** start **

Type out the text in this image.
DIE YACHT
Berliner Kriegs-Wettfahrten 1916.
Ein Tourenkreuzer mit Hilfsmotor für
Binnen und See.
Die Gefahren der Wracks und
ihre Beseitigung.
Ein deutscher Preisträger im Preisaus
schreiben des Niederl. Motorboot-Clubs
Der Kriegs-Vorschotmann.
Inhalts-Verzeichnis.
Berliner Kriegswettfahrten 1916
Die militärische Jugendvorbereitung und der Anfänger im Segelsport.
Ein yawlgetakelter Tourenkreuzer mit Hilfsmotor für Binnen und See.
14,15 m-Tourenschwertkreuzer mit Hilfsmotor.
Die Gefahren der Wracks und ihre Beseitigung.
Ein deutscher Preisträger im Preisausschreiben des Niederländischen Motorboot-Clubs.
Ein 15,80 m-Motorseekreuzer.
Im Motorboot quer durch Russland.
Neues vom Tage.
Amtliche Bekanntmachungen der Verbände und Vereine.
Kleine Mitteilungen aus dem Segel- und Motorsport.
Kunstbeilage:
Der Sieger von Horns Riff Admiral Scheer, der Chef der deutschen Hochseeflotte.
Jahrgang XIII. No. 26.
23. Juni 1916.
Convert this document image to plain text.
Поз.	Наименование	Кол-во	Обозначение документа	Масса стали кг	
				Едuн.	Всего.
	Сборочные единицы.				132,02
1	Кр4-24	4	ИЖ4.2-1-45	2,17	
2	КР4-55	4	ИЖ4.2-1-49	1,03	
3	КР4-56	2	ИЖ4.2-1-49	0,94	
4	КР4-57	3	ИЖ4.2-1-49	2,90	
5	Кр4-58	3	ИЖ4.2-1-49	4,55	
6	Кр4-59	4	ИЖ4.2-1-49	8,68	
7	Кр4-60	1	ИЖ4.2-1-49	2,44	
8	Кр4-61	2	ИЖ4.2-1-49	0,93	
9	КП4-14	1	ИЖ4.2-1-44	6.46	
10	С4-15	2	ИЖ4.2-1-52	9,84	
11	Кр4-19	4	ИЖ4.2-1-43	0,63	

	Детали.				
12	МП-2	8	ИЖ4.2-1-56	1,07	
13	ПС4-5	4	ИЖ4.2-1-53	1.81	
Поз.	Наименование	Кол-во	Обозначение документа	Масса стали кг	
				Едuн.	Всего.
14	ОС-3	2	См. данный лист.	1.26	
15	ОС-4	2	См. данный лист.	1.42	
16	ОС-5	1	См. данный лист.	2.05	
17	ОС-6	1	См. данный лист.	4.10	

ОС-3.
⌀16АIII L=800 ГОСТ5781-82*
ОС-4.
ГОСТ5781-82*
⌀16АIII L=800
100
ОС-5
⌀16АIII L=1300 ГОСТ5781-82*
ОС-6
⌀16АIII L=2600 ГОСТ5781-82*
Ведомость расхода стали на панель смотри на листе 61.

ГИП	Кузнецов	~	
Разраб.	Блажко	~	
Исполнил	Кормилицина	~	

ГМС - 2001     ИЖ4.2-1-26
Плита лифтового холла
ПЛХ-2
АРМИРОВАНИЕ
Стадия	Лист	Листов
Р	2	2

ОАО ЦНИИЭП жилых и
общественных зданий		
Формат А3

** end **

[Your goal] Exactly reproduce every line of the records.

[The output]
Type out the text in this image.
DIE YACHT
Berliner Kriegs-Wettfahrten 1916.
Ein Tourenkreuzer mit Hilfsmotor für
Binnen und See.
Die Gefahren der Wracks und
ihre Beseitigung.
Ein deutscher Preisträger im Preisaus
schreiben des Niederl. Motorboot-Clubs
Der Kriegs-Vorschotmann.
Inhalts-Verzeichnis.
Berliner Kriegswettfahrten 1916
Die militärische Jugendvorbereitung und der Anfänger im Segelsport.
Ein yawlgetakelter Tourenkreuzer mit Hilfsmotor für Binnen und See.
14,15 m-Tourenschwertkreuzer mit Hilfsmotor.
Die Gefahren der Wracks und ihre Beseitigung.
Ein deutscher Preisträger im Preisausschreiben des Niederländischen Motorboot-Clubs.
Ein 15,80 m-Motorseekreuzer.
Im Motorboot quer durch Russland.
Neues vom Tage.
Amtliche Bekanntmachungen der Verbände und Vereine.
Kleine Mitteilungen aus dem Segel- und Motorsport.
Kunstbeilage:
Der Sieger von Horns Riff Admiral Scheer, der Chef der deutschen Hochseeflotte.
Jahrgang XIII. No. 26.
23. Juni 1916.
Convert this document image to plain text.
Поз.	Наименование	Кол-во	Обозначение документа	Масса стали кг	
				Едuн.	Всего.
	Сборочные единицы.				132,02
1	Кр4-24	4	ИЖ4.2-1-45	2,17	
2	КР4-55	4	ИЖ4.2-1-49	1,03	
3	КР4-56	2	ИЖ4.2-1-49	0,94	
4	КР4-57	3	ИЖ4.2-1-49	2,90	
5	Кр4-58	3	ИЖ4.2-1-49	4,55	
6	Кр4-59	4	ИЖ4.2-1-49	8,68	
7	Кр4-60	1	ИЖ4.2-1-49	2,44	
8	Кр4-61	2	ИЖ4.2-1-49	0,93	
9	КП4-14	1	ИЖ4.2-1-44	6.46	
10	С4-15	2	ИЖ4.2-1-52	9,84	
11	Кр4-19	4	ИЖ4.2-1-43	0,63	

	Детали.				
12	МП-2	8	ИЖ4.2-1-56	1,07	
13	ПС4-5	4	ИЖ4.2-1-53	1.81	
Поз.	Наименование	Кол-во	Обозначение документа	Масса стали кг	
				Едuн.	Всего.
14	ОС-3	2	См. данный лист.	1.26	
15	ОС-4	2	См. данный лист.	1.42	
16	ОС-5	1	См. данный лист.	2.05	
17	ОС-6	1	См. данный лист.	4.10	

ОС-3.
⌀16АIII L=800 ГОСТ5781-82*
ОС-4.
ГОСТ5781-82*
⌀16АIII L=800
100
ОС-5
⌀16АIII L=1300 ГОСТ5781-82*
ОС-6
⌀16АIII L=2600 ГОСТ5781-82*
Ведомость расхода стали на панель смотри на листе 61.

ГИП	Кузнецов	~	
Разраб.	Блажко	~	
Исполнил	Кормилицина	~	

ГМС - 2001     ИЖ4.2-1-26
Плита лифтового холла
ПЛХ-2
АРМИРОВАНИЕ
Стадия	Лист	Листов
Р	2	2

ОАО ЦНИИЭП жилых и
общественных зданий		
Формат А3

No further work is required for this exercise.